EXERCISE GOAL: Identify the lines that contain the string "heading", then copy each of them.

▬▬▬

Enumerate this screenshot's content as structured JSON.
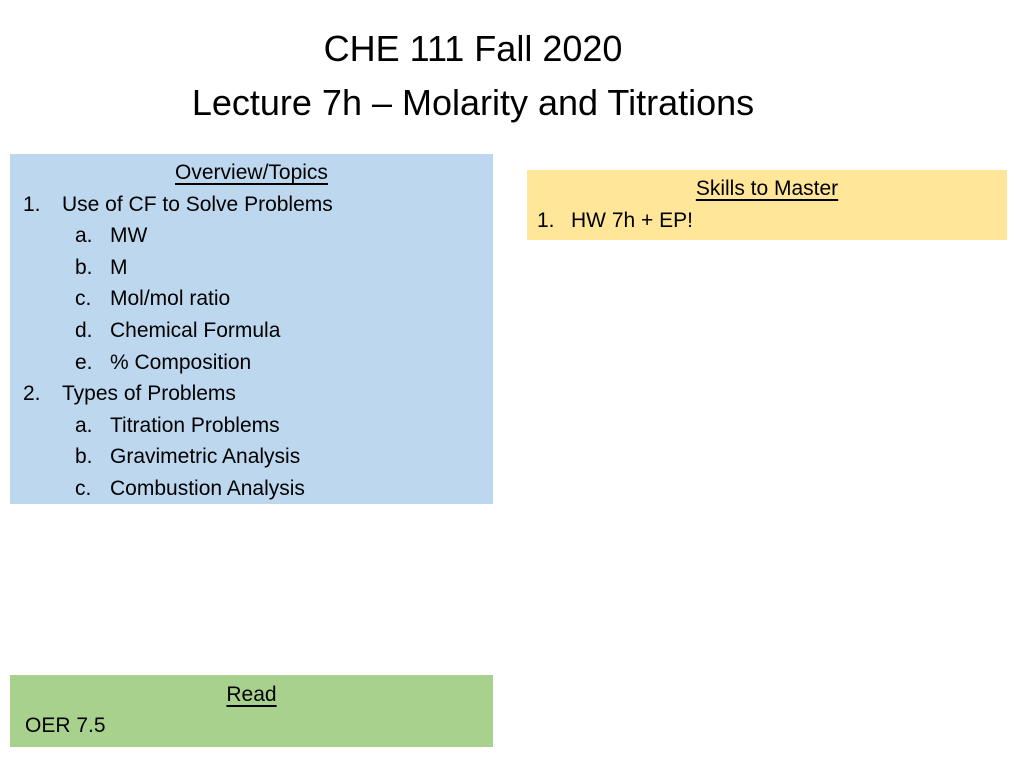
{
  "slide": {
    "title_line1": "CHE 111 Fall 2020",
    "title_line2": "Lecture 7h – Molarity and Titrations"
  },
  "overview_box": {
    "heading": "Overview/Topics",
    "background": "#BDD7EE",
    "items": [
      {
        "marker": "1.",
        "text": "Use of CF to Solve Problems",
        "level": 1
      },
      {
        "marker": "a.",
        "text": "MW",
        "level": 2
      },
      {
        "marker": "b.",
        "text": "M",
        "level": 2
      },
      {
        "marker": "c.",
        "text": "Mol/mol ratio",
        "level": 2
      },
      {
        "marker": "d.",
        "text": "Chemical Formula",
        "level": 2
      },
      {
        "marker": "e.",
        "text": "% Composition",
        "level": 2
      },
      {
        "marker": "2.",
        "text": "Types of Problems",
        "level": 1
      },
      {
        "marker": "a.",
        "text": "Titration Problems",
        "level": 2
      },
      {
        "marker": "b.",
        "text": "Gravimetric Analysis",
        "level": 2
      },
      {
        "marker": "c.",
        "text": "Combustion Analysis",
        "level": 2
      }
    ]
  },
  "skills_box": {
    "heading": "Skills to Master",
    "background": "#FFE699",
    "items": [
      {
        "marker": "1.",
        "text": "HW 7h + EP!",
        "level": 1
      }
    ]
  },
  "read_box": {
    "heading": "Read",
    "background": "#A9D18E",
    "text": "OER 7.5"
  },
  "colors": {
    "overview_fill": "#BDD7EE",
    "skills_fill": "#FFE699",
    "read_fill": "#A9D18E",
    "text": "#000000",
    "slide_background": "#FFFFFF"
  }
}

▬▬▬

PROBLEM SOLUTION:
    "heading": "Overview/Topics",
    "heading": "Skills to Master",
    "heading": "Read",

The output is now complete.